* _Stated problem_
Find the lines holding the string "体会一下" in the data, then copy all of them.

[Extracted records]

_ _ _

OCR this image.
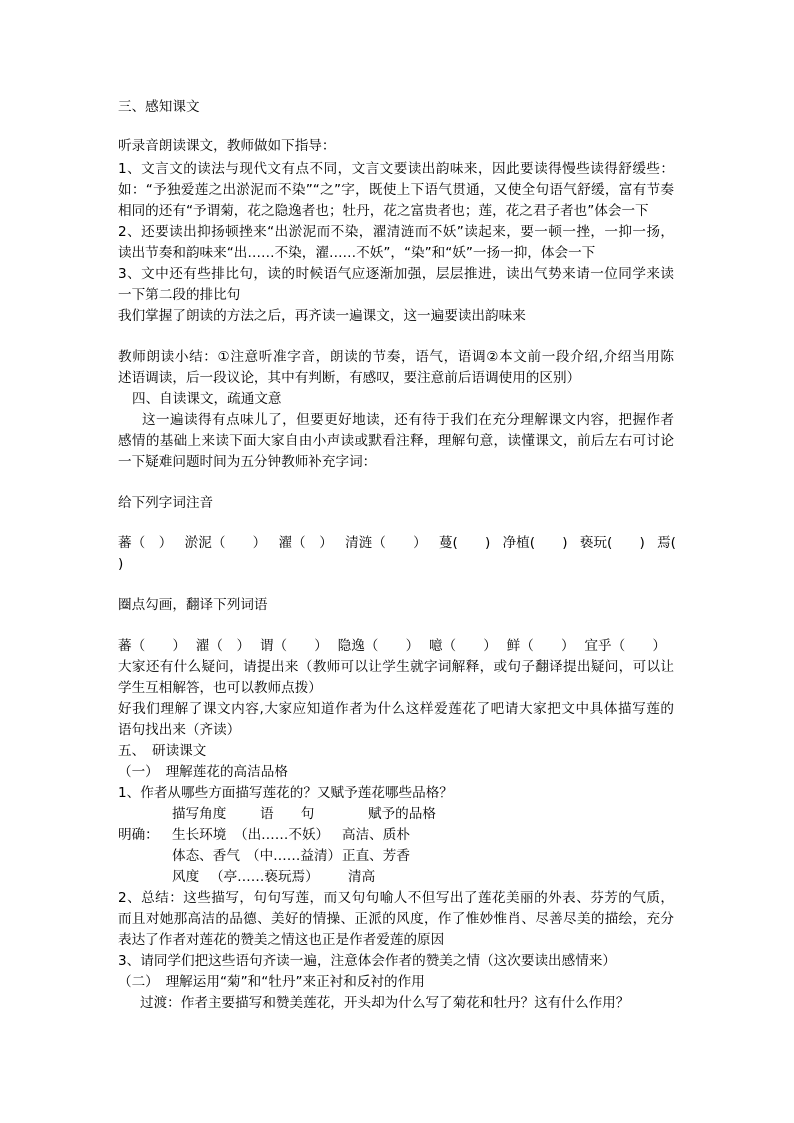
三、感知课文
听录音朗读课文，教师做如下指导：
1、文言文的读法与现代文有点不同，文言文要读出韵味来，因此要读得慢些读得舒缓些：
如：“予独爱莲之出淤泥而不染”“之”字，既使上下语气贯通，又使全句语气舒缓，富有节奏
相同的还有“予谓菊，花之隐逸者也；牡丹，花之富贵者也；莲，花之君子者也”体会一下
2、还要读出抑扬顿挫来“出淤泥而不染，濯清涟而不妖”读起来，要一顿一挫，一抑一扬，
读出节奏和韵味来“出……不染，濯……不妖”，“染”和“妖”一扬一抑，体会一下
3、文中还有些排比句，读的时候语气应逐渐加强，层层推进，读出气势来请一位同学来读
一下第二段的排比句
我们掌握了朗读的方法之后，再齐读一遍课文，这一遍要读出韵味来
教师朗读小结：①注意听准字音，朗读的节奏，语气，语调②本文前一段介绍,介绍当用陈
述语调读，后一段议论，其中有判断，有感叹，要注意前后语调使用的区别）
四、自读课文，疏通文意
这一遍读得有点味儿了，但要更好地读，还有待于我们在充分理解课文内容，把握作者
感情的基础上来读下面大家自由小声读或默看注释，理解句意，读懂课文，前后左右可讨论
一下疑难问题时间为五分钟教师补充字词：
给下列字词注音
蕃（　） 淤泥（　　） 濯（　） 清涟（　　） 蔓(　　) 净植(　　) 亵玩(　　) 焉(
)
圈点勾画，翻译下列词语
蕃（　　） 濯（　） 谓（　　） 隐逸（　　） 噫（　　） 鲜（　　） 宜乎（　　）
大家还有什么疑问，请提出来（教师可以让学生就字词解释，或句子翻译提出疑问，可以让
学生互相解答，也可以教师点拨）
好我们理解了课文内容,大家应知道作者为什么这样爱莲花了吧请大家把文中具体描写莲的
语句找出来（齐读）
五、　研读课文
（一）　理解莲花的高洁品格
1、作者从哪些方面描写莲花的？又赋予莲花哪些品格？
描写角度 语　　句	赋予的品格
明确： 生长环境 （出……不妖） 高洁、质朴
体态、香气 （中……益清） 正直、芳香
风度 （亭……亵玩焉） 清高
2、总结：这些描写，句句写莲，而又句句喻人不但写出了莲花美丽的外表、芬芳的气质，
而且对她那高洁的品德、美好的情操、正派的风度，作了惟妙惟肖、尽善尽美的描绘，充分
表达了作者对莲花的赞美之情这也正是作者爱莲的原因
3、请同学们把这些语句齐读一遍，注意体会作者的赞美之情（这次要读出感情来）
（二）　理解运用“菊”和“牡丹”来正衬和反衬的作用
过渡：作者主要描写和赞美莲花，开头却为什么写了菊花和牡丹？这有什么作用？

_ _ _

* _The output_
相同的还有“予谓菊，花之隐逸者也；牡丹，花之富贵者也；莲，花之君子者也”体会一下
读出节奏和韵味来“出……不染，濯……不妖”，“染”和“妖”一扬一抑，体会一下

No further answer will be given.